Each line below must be set down exactly; omit any image you find.

[Data records]
◆ ◆ ◆

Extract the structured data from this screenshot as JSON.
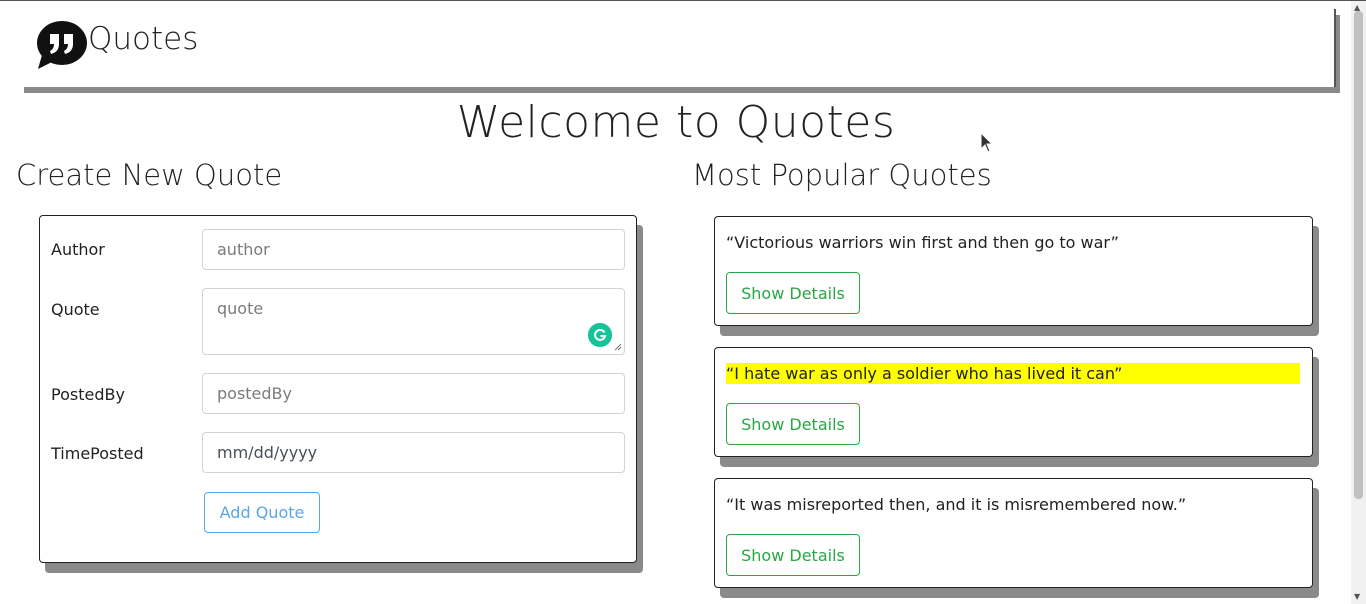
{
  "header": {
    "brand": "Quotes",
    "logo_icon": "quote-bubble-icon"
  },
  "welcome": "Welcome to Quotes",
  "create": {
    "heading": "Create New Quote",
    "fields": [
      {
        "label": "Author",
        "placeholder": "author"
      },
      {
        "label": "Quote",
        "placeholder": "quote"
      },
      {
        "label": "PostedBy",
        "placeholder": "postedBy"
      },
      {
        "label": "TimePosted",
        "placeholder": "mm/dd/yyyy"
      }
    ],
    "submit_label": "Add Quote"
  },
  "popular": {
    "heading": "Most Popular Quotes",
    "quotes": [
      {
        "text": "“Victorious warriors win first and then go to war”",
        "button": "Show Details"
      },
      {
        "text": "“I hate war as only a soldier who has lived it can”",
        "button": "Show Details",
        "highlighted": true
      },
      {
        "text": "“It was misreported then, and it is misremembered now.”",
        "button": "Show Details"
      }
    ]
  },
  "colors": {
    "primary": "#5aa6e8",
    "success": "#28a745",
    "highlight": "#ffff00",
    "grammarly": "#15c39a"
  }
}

◆ ◆ ◆

The answer:
Extract the structured data from this screenshot as JSON.
{
  "header": {
    "brand": "Quotes",
    "logo_icon": "quote-bubble-icon"
  },
  "welcome": "Welcome to Quotes",
  "create": {
    "heading": "Create New Quote",
    "fields": [
      {
        "label": "Author",
        "placeholder": "author"
      },
      {
        "label": "Quote",
        "placeholder": "quote"
      },
      {
        "label": "PostedBy",
        "placeholder": "postedBy"
      },
      {
        "label": "TimePosted",
        "placeholder": "mm/dd/yyyy"
      }
    ],
    "submit_label": "Add Quote"
  },
  "popular": {
    "heading": "Most Popular Quotes",
    "quotes": [
      {
        "text": "“Victorious warriors win first and then go to war”",
        "button": "Show Details"
      },
      {
        "text": "“I hate war as only a soldier who has lived it can”",
        "button": "Show Details",
        "highlighted": true
      },
      {
        "text": "“It was misreported then, and it is misremembered now.”",
        "button": "Show Details"
      }
    ]
  },
  "colors": {
    "primary": "#5aa6e8",
    "success": "#28a745",
    "highlight": "#ffff00",
    "grammarly": "#15c39a"
  }
}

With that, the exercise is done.